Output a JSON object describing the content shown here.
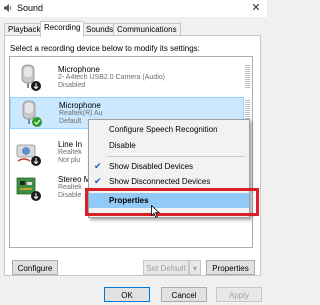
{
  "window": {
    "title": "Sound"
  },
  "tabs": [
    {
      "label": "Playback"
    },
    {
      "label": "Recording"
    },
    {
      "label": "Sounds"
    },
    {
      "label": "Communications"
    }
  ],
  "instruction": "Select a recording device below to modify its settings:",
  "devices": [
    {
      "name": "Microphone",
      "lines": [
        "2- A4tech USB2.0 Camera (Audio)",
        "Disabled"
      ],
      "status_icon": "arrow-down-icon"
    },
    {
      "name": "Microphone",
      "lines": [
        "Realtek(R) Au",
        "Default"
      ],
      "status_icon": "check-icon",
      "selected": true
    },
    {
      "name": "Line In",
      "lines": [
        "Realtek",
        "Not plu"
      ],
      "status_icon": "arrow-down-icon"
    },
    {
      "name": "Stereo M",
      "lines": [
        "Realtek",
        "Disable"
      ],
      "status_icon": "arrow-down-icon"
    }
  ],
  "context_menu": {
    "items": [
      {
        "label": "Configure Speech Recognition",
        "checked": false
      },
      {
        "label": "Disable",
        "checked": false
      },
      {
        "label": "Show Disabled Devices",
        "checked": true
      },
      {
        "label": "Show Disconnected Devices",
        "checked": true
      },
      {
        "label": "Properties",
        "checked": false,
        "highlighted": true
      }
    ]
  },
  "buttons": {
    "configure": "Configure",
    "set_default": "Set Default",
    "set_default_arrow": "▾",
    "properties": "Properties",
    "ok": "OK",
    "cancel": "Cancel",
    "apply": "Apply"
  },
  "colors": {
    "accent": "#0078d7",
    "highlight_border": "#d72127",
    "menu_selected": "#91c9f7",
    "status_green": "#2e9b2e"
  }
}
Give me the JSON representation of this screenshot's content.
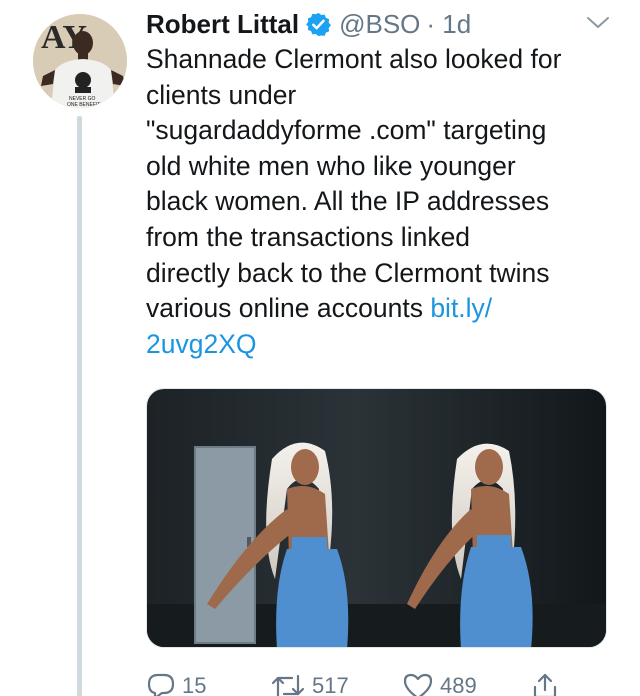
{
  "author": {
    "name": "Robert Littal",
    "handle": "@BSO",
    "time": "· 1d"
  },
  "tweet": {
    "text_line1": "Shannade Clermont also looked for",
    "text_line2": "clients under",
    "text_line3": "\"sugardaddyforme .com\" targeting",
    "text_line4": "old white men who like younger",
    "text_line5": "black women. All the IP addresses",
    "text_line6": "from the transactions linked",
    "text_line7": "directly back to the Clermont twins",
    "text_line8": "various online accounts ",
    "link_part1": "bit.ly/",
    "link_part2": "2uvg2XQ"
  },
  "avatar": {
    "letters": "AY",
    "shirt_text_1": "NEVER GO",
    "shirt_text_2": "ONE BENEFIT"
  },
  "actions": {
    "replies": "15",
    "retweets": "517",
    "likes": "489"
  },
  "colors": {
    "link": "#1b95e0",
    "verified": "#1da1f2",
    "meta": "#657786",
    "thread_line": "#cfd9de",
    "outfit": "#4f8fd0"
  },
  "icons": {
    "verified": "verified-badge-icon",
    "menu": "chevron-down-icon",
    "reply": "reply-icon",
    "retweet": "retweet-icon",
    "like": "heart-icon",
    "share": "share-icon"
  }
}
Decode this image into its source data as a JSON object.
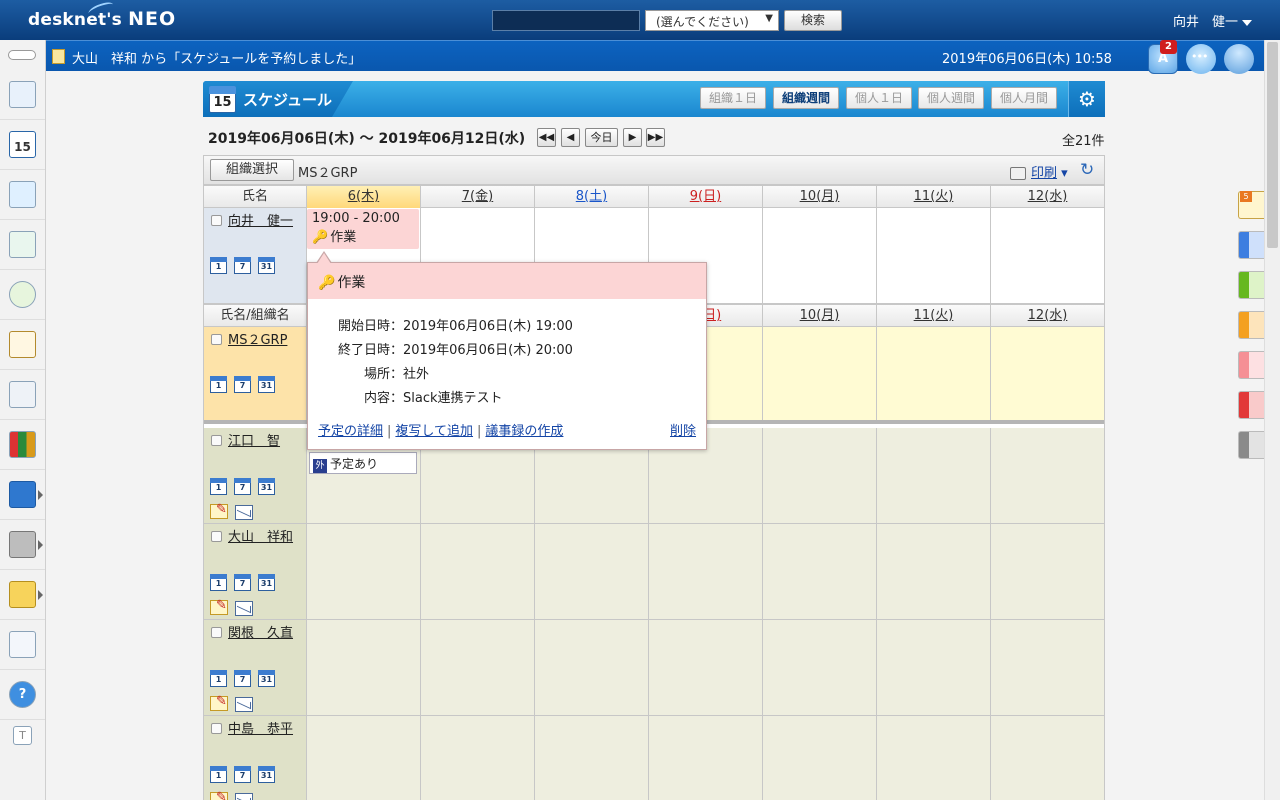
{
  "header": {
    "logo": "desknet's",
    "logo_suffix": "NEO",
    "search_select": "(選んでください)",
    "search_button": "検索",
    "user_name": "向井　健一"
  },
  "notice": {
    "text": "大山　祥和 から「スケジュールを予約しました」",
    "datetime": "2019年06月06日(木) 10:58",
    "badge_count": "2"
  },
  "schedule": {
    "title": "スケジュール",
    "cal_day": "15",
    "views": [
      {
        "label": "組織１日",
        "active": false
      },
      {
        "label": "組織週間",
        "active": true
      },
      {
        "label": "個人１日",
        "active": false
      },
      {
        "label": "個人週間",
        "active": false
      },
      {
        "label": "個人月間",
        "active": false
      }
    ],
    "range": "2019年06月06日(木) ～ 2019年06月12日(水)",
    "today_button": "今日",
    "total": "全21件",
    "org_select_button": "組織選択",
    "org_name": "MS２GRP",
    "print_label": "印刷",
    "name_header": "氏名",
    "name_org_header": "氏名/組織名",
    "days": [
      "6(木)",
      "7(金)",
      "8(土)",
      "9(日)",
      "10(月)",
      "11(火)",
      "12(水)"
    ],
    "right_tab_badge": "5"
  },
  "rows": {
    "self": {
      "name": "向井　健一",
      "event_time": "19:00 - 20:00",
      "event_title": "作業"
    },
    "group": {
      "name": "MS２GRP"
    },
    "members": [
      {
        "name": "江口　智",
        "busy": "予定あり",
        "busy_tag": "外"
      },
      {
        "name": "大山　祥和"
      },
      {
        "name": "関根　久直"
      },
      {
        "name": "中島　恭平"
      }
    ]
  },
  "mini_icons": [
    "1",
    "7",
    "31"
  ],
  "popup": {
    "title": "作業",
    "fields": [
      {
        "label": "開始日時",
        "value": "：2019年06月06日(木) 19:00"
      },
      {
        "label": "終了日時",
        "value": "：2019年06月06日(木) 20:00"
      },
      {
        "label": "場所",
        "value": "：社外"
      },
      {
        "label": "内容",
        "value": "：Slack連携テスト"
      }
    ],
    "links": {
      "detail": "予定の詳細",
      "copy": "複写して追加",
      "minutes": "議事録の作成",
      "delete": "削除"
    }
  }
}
---
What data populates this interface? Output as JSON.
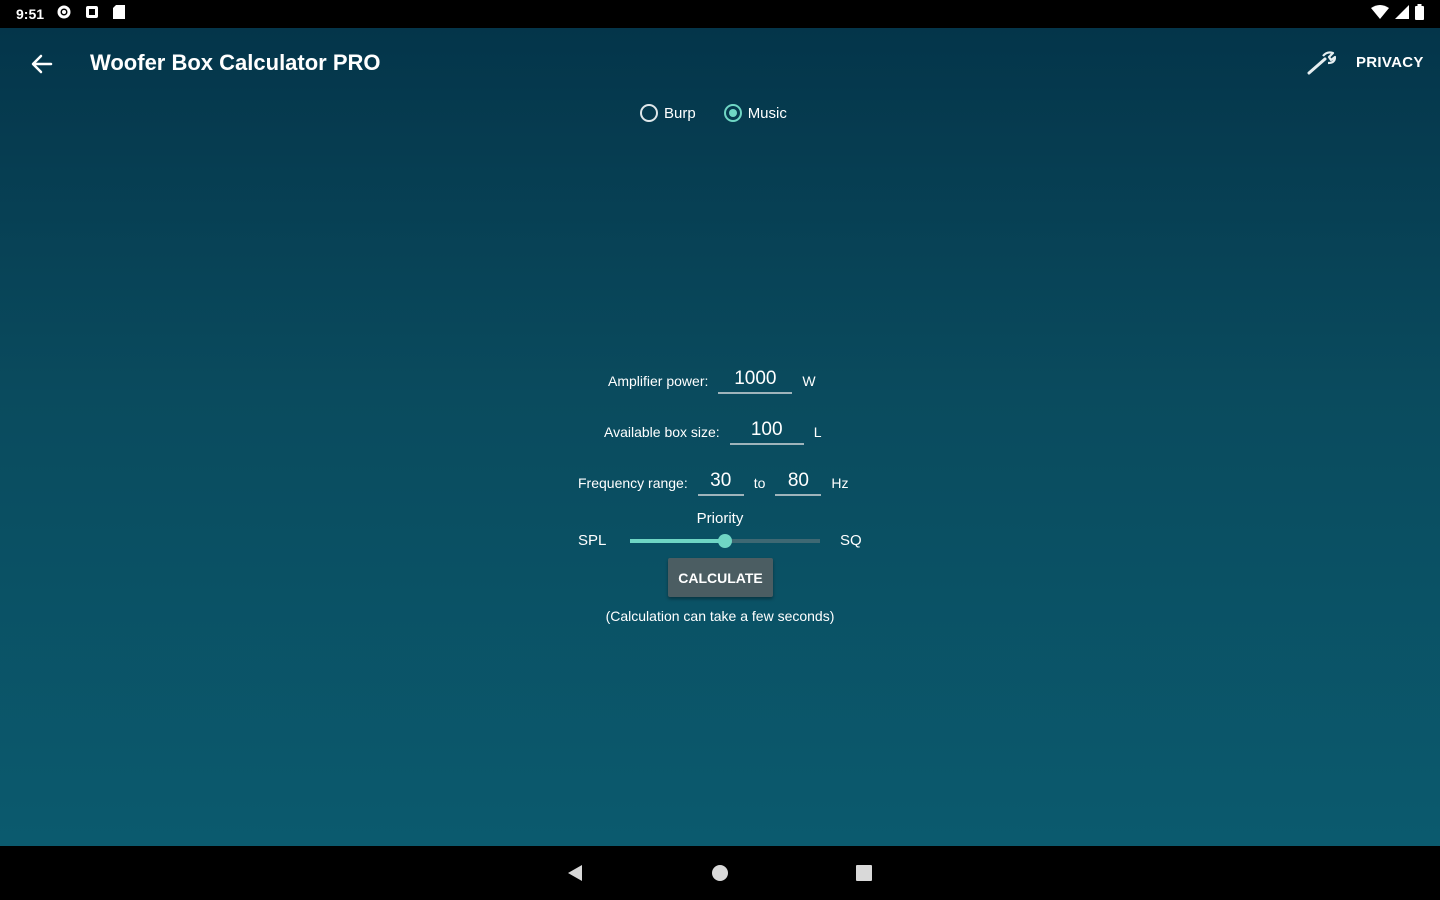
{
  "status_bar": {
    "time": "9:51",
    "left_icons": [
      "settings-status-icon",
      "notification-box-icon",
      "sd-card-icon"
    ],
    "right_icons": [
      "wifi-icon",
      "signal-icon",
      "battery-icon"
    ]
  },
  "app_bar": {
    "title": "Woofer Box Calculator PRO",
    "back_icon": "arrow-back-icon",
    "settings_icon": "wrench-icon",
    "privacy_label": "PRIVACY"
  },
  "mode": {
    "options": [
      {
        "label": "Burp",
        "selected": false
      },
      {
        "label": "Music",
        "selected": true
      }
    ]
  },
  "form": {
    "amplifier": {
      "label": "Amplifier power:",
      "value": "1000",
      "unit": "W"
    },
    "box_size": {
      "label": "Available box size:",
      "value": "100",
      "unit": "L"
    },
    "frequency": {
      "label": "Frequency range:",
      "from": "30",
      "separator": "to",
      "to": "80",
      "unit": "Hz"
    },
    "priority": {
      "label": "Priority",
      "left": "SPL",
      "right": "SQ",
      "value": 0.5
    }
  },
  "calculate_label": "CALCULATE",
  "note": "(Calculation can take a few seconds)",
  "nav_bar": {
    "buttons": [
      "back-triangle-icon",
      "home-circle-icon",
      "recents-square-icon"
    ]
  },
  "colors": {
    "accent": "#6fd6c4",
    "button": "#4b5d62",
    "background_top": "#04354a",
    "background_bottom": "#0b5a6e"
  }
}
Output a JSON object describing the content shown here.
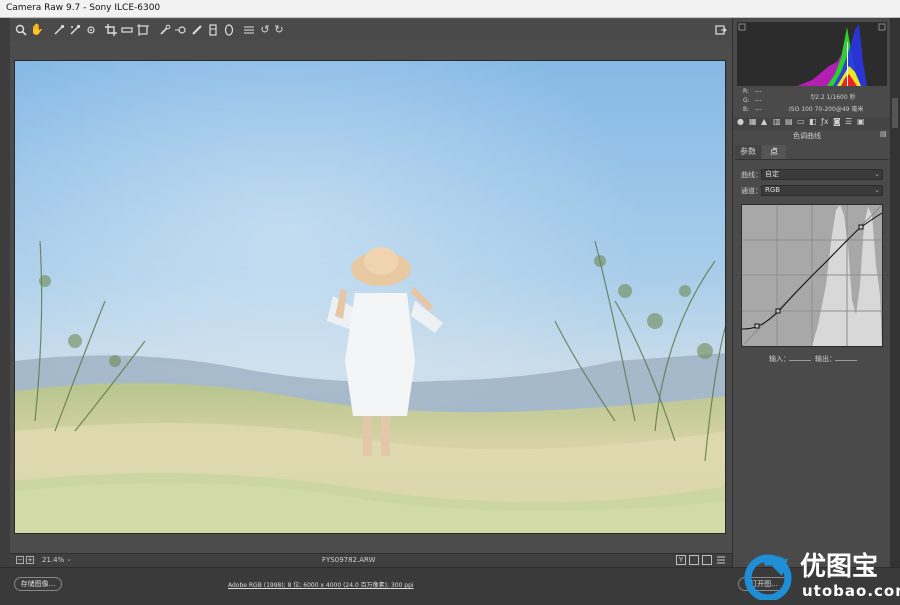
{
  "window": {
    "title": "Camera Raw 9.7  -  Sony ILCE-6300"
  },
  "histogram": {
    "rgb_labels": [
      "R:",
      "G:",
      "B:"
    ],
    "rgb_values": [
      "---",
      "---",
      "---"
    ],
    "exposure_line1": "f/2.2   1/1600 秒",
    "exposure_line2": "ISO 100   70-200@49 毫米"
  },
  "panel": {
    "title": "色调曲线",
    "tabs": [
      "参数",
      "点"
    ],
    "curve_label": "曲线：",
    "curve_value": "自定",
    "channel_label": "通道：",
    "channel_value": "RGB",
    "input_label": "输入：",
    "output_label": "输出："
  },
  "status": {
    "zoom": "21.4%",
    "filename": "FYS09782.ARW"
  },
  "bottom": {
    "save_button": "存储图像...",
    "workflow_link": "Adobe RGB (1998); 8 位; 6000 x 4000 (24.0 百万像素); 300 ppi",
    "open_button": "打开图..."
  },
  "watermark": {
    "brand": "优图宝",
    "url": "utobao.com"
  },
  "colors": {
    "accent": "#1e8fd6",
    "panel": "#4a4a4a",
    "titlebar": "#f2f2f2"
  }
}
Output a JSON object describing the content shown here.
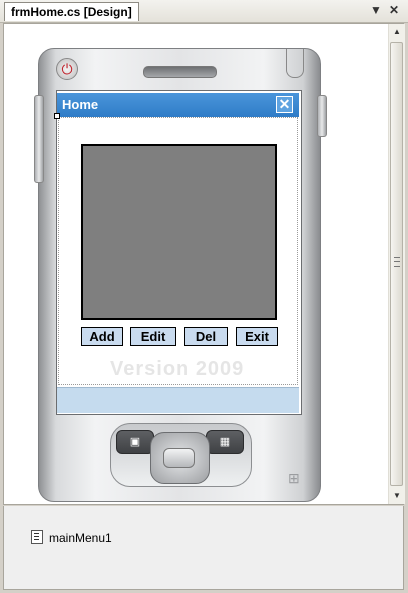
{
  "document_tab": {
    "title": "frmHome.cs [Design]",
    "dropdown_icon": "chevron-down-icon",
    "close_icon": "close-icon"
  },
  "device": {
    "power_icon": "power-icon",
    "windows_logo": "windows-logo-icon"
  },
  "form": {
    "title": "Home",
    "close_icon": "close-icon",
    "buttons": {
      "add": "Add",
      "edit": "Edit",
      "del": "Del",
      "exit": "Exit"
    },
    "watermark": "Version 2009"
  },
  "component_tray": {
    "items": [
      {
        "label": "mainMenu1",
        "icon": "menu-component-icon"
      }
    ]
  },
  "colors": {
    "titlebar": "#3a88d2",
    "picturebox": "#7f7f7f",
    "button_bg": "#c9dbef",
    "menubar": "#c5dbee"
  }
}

## WHAT YOU ARE ASKED TO DO
In the entries above, find every line holding the word "Properties" and copy it out.

## EXERCISE SOLUTION
        "label": "Properties",
    "properties": "Properties",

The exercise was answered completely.